--- START OF Dataset extract ---

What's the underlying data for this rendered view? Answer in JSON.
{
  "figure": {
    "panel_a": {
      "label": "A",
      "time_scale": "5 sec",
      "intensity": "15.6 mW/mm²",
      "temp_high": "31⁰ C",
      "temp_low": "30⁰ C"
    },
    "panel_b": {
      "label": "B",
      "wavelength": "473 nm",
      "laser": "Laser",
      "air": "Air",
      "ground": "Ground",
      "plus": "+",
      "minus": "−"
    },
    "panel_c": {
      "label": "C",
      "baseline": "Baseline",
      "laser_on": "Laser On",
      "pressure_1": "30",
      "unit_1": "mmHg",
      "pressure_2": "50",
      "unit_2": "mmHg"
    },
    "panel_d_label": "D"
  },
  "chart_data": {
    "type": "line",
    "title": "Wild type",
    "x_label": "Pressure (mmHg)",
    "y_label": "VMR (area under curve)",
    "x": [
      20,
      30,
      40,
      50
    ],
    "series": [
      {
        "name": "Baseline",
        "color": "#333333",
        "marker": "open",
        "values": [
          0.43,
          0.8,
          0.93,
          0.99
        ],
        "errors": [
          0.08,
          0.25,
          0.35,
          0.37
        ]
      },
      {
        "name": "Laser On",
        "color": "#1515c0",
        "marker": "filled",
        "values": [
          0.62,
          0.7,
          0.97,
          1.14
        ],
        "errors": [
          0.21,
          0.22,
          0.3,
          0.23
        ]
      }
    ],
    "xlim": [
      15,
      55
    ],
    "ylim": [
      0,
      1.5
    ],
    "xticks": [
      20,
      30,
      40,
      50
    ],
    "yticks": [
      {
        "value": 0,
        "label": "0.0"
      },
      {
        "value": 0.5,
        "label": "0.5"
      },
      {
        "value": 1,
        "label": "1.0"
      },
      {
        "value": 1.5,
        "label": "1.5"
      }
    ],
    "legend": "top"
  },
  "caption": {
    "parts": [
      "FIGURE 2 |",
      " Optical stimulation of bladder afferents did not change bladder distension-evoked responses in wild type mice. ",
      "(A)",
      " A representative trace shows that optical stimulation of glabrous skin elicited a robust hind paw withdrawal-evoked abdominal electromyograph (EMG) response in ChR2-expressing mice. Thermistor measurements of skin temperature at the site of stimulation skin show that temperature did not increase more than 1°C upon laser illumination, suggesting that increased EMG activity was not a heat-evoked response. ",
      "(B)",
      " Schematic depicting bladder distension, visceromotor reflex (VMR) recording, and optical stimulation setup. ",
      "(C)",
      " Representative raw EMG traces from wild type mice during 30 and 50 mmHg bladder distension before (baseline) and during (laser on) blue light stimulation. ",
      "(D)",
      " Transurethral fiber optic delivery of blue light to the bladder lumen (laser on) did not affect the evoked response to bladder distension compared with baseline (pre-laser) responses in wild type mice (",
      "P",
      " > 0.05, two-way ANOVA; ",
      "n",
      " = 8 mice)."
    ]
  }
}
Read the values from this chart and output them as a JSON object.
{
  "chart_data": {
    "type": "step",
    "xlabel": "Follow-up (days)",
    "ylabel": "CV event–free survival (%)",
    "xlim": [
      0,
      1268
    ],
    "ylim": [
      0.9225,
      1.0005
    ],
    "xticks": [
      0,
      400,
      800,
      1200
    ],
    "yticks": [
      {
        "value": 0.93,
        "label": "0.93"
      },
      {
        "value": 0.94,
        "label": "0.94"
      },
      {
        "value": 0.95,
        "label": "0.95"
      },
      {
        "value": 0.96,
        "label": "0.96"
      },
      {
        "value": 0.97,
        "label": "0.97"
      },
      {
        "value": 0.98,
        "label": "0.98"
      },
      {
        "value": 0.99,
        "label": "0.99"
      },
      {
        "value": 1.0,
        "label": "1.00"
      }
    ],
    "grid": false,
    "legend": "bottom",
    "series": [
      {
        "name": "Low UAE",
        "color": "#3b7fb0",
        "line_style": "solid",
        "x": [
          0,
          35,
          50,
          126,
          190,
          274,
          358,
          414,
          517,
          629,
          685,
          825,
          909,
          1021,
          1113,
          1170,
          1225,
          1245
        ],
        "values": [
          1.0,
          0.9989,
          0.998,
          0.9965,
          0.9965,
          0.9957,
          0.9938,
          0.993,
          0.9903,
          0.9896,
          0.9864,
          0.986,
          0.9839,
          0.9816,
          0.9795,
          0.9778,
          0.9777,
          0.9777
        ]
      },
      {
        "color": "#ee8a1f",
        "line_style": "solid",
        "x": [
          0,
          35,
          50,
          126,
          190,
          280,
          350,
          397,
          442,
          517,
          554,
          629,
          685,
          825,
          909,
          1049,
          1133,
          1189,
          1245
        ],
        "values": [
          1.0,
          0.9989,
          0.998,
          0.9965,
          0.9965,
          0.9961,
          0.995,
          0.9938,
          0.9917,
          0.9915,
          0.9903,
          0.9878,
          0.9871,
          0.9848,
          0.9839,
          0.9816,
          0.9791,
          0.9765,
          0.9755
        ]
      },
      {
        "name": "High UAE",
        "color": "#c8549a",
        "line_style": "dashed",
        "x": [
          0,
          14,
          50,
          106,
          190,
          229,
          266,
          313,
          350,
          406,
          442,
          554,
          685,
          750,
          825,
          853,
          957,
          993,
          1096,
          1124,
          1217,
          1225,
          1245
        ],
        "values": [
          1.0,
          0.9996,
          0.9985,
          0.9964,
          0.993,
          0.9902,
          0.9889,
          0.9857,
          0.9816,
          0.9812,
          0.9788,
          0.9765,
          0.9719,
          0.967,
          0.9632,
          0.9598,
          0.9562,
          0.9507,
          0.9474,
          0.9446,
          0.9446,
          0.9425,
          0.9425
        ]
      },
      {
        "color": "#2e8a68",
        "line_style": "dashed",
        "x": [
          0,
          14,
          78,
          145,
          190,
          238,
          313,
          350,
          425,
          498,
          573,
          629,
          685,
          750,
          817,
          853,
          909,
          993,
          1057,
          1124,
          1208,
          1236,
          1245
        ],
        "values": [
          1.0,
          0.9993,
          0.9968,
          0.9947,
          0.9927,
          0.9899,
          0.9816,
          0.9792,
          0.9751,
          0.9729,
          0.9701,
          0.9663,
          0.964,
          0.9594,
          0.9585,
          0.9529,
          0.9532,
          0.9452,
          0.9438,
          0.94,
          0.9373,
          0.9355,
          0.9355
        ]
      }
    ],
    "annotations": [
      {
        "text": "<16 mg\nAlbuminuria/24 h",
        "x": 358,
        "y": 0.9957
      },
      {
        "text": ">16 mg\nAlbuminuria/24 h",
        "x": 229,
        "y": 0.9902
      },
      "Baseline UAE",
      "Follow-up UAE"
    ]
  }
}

--- END OF Dataset extract ---

Given request: Restate every line of the data word for word.

Solution for this exercise:
What's the underlying data for this rendered view? Answer in JSON.
{
  "figure": {
    "panel_a": {
      "label": "A",
      "time_scale": "5 sec",
      "intensity": "15.6 mW/mm²",
      "temp_high": "31⁰ C",
      "temp_low": "30⁰ C"
    },
    "panel_b": {
      "label": "B",
      "wavelength": "473 nm",
      "laser": "Laser",
      "air": "Air",
      "ground": "Ground",
      "plus": "+",
      "minus": "−"
    },
    "panel_c": {
      "label": "C",
      "baseline": "Baseline",
      "laser_on": "Laser On",
      "pressure_1": "30",
      "unit_1": "mmHg",
      "pressure_2": "50",
      "unit_2": "mmHg"
    },
    "panel_d_label": "D"
  },
  "chart_data": {
    "type": "line",
    "title": "Wild type",
    "x_label": "Pressure (mmHg)",
    "y_label": "VMR (area under curve)",
    "x": [
      20,
      30,
      40,
      50
    ],
    "series": [
      {
        "name": "Baseline",
        "color": "#333333",
        "marker": "open",
        "values": [
          0.43,
          0.8,
          0.93,
          0.99
        ],
        "errors": [
          0.08,
          0.25,
          0.35,
          0.37
        ]
      },
      {
        "name": "Laser On",
        "color": "#1515c0",
        "marker": "filled",
        "values": [
          0.62,
          0.7,
          0.97,
          1.14
        ],
        "errors": [
          0.21,
          0.22,
          0.3,
          0.23
        ]
      }
    ],
    "xlim": [
      15,
      55
    ],
    "ylim": [
      0,
      1.5
    ],
    "xticks": [
      20,
      30,
      40,
      50
    ],
    "yticks": [
      {
        "value": 0,
        "label": "0.0"
      },
      {
        "value": 0.5,
        "label": "0.5"
      },
      {
        "value": 1,
        "label": "1.0"
      },
      {
        "value": 1.5,
        "label": "1.5"
      }
    ],
    "legend": "top"
  },
  "caption": {
    "parts": [
      "FIGURE 2 |",
      " Optical stimulation of bladder afferents did not change bladder distension-evoked responses in wild type mice. ",
      "(A)",
      " A representative trace shows that optical stimulation of glabrous skin elicited a robust hind paw withdrawal-evoked abdominal electromyograph (EMG) response in ChR2-expressing mice. Thermistor measurements of skin temperature at the site of stimulation skin show that temperature did not increase more than 1°C upon laser illumination, suggesting that increased EMG activity was not a heat-evoked response. ",
      "(B)",
      " Schematic depicting bladder distension, visceromotor reflex (VMR) recording, and optical stimulation setup. ",
      "(C)",
      " Representative raw EMG traces from wild type mice during 30 and 50 mmHg bladder distension before (baseline) and during (laser on) blue light stimulation. ",
      "(D)",
      " Transurethral fiber optic delivery of blue light to the bladder lumen (laser on) did not affect the evoked response to bladder distension compared with baseline (pre-laser) responses in wild type mice (",
      "P",
      " > 0.05, two-way ANOVA; ",
      "n",
      " = 8 mice)."
    ]
  }
}
Read the values from this chart and output them as a JSON object.
{
  "chart_data": {
    "type": "step",
    "xlabel": "Follow-up (days)",
    "ylabel": "CV event–free survival (%)",
    "xlim": [
      0,
      1268
    ],
    "ylim": [
      0.9225,
      1.0005
    ],
    "xticks": [
      0,
      400,
      800,
      1200
    ],
    "yticks": [
      {
        "value": 0.93,
        "label": "0.93"
      },
      {
        "value": 0.94,
        "label": "0.94"
      },
      {
        "value": 0.95,
        "label": "0.95"
      },
      {
        "value": 0.96,
        "label": "0.96"
      },
      {
        "value": 0.97,
        "label": "0.97"
      },
      {
        "value": 0.98,
        "label": "0.98"
      },
      {
        "value": 0.99,
        "label": "0.99"
      },
      {
        "value": 1.0,
        "label": "1.00"
      }
    ],
    "grid": false,
    "legend": "bottom",
    "series": [
      {
        "name": "Low UAE",
        "color": "#3b7fb0",
        "line_style": "solid",
        "x": [
          0,
          35,
          50,
          126,
          190,
          274,
          358,
          414,
          517,
          629,
          685,
          825,
          909,
          1021,
          1113,
          1170,
          1225,
          1245
        ],
        "values": [
          1.0,
          0.9989,
          0.998,
          0.9965,
          0.9965,
          0.9957,
          0.9938,
          0.993,
          0.9903,
          0.9896,
          0.9864,
          0.986,
          0.9839,
          0.9816,
          0.9795,
          0.9778,
          0.9777,
          0.9777
        ]
      },
      {
        "color": "#ee8a1f",
        "line_style": "solid",
        "x": [
          0,
          35,
          50,
          126,
          190,
          280,
          350,
          397,
          442,
          517,
          554,
          629,
          685,
          825,
          909,
          1049,
          1133,
          1189,
          1245
        ],
        "values": [
          1.0,
          0.9989,
          0.998,
          0.9965,
          0.9965,
          0.9961,
          0.995,
          0.9938,
          0.9917,
          0.9915,
          0.9903,
          0.9878,
          0.9871,
          0.9848,
          0.9839,
          0.9816,
          0.9791,
          0.9765,
          0.9755
        ]
      },
      {
        "name": "High UAE",
        "color": "#c8549a",
        "line_style": "dashed",
        "x": [
          0,
          14,
          50,
          106,
          190,
          229,
          266,
          313,
          350,
          406,
          442,
          554,
          685,
          750,
          825,
          853,
          957,
          993,
          1096,
          1124,
          1217,
          1225,
          1245
        ],
        "values": [
          1.0,
          0.9996,
          0.9985,
          0.9964,
          0.993,
          0.9902,
          0.9889,
          0.9857,
          0.9816,
          0.9812,
          0.9788,
          0.9765,
          0.9719,
          0.967,
          0.9632,
          0.9598,
          0.9562,
          0.9507,
          0.9474,
          0.9446,
          0.9446,
          0.9425,
          0.9425
        ]
      },
      {
        "color": "#2e8a68",
        "line_style": "dashed",
        "x": [
          0,
          14,
          78,
          145,
          190,
          238,
          313,
          350,
          425,
          498,
          573,
          629,
          685,
          750,
          817,
          853,
          909,
          993,
          1057,
          1124,
          1208,
          1236,
          1245
        ],
        "values": [
          1.0,
          0.9993,
          0.9968,
          0.9947,
          0.9927,
          0.9899,
          0.9816,
          0.9792,
          0.9751,
          0.9729,
          0.9701,
          0.9663,
          0.964,
          0.9594,
          0.9585,
          0.9529,
          0.9532,
          0.9452,
          0.9438,
          0.94,
          0.9373,
          0.9355,
          0.9355
        ]
      }
    ],
    "annotations": [
      {
        "text": "<16 mg\nAlbuminuria/24 h",
        "x": 358,
        "y": 0.9957
      },
      {
        "text": ">16 mg\nAlbuminuria/24 h",
        "x": 229,
        "y": 0.9902
      },
      "Baseline UAE",
      "Follow-up UAE"
    ]
  }
}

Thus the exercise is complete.